My query stop working suddently. I know it is dutch but can you detect any errors?
There are no MySQL errors. He just won't write $content to the screen.
I tried numerous things. he just stop working
<?php
$activiteiten= "SELECT
activiteiten.ActiviteitID,
activiteiten.Naam,
activiteiten.plaatsen,
agenda.TijdBegin,
agenda.TijdEind,
agenda.AgendaID,
reserveren.ReserveringTijd
FROM
activiteiten,
agenda,
reserveren
WHERE
agenda.ActiviteitID = activiteiten.ActiviteitID
AND
agenda.AgendaID = reserveren.AgendaID
";
$result = mysql_query($activiteiten) or die(mysql_error());
$content .= '<tr>';
$content .= '<td>'.$record['Naam'].'</td>';
$content .= '<td>'.$record['ReserveringTijd'].'</td>';
$content .='<td>Beschikbare plaatsen:'.$record['plaatsen'].'</td>';
$agendaID= $record['AgendaID'];
$agendaData = agendaData($agendaID);
$content.= '<td>aantal reserveringen:'.$agendaData["reserveringen"].'</td>';
$content.= '</tr>';
}
You do a mysql_query, but you never fill the $record variable. How do you expect it to have content?
Try adding:
$record = mysql_fetch_array( $result );
after the mysql_query.
You need to understand these are two different things:
mysql_query will execute a query on the server
mysql_fetch_array (and friends) will get the results in the desired format.
If you only do 1, you execute the query. That works fine, but if you are interested in the results, you need to fetch them. Sometimes you don't need to (for example, when the query is a not a select).
There are no MySQL errors. He just won't write $content to the screen.
What about adding:
echo $content;
If you don't print it, then you won't see anything :)
Apart from that, aren't you mixing $result and $record?

### Data excerpt

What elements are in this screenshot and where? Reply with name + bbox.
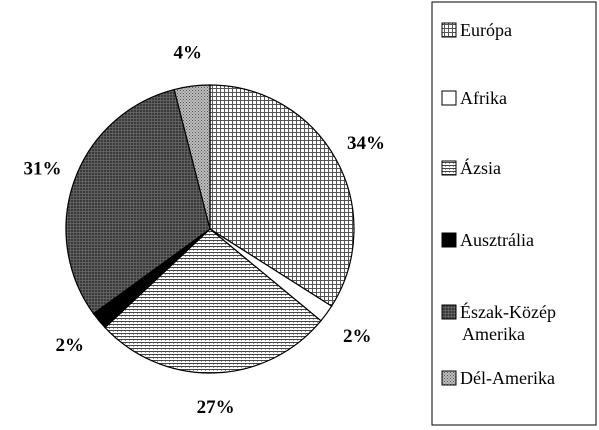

### Work to do
**a.** In the PHP query thread, what line is suggested for adding after the mysql_query call?
**b.** Using the PHP query thread, mark each statement yes or no and quote the words that decide it: (i) The poster reports MySQL errors. (ii) mysql_query executes a query on the server. (iii) Fetching the results is necessary for every query.
**c.** From the PHP query thread, reproduce the stretch from "You need to understand" through "see anything :)".

### Task answers
**a.** $record = mysql_fetch_array( $result );

**b.**
(i) No: "There are no MySQL errors."
(ii) Yes: "mysql_query will execute a query on the server"
(iii) No: "Sometimes you don't need to (for example, when the query is a not a select)."

**c.**
You need to understand these are two different things:
mysql_query will execute a query on the server
mysql_fetch_array (and friends) will get the results in the desired format.
If you only do 1, you execute the query. That works fine, but if you are interested in the results, you need to fetch them. Sometimes you don't need to (for example, when the query is a not a select).
There are no MySQL errors. He just won't write $content to the screen.
What about adding:
echo $content;
If you don't print it, then you won't see anything :)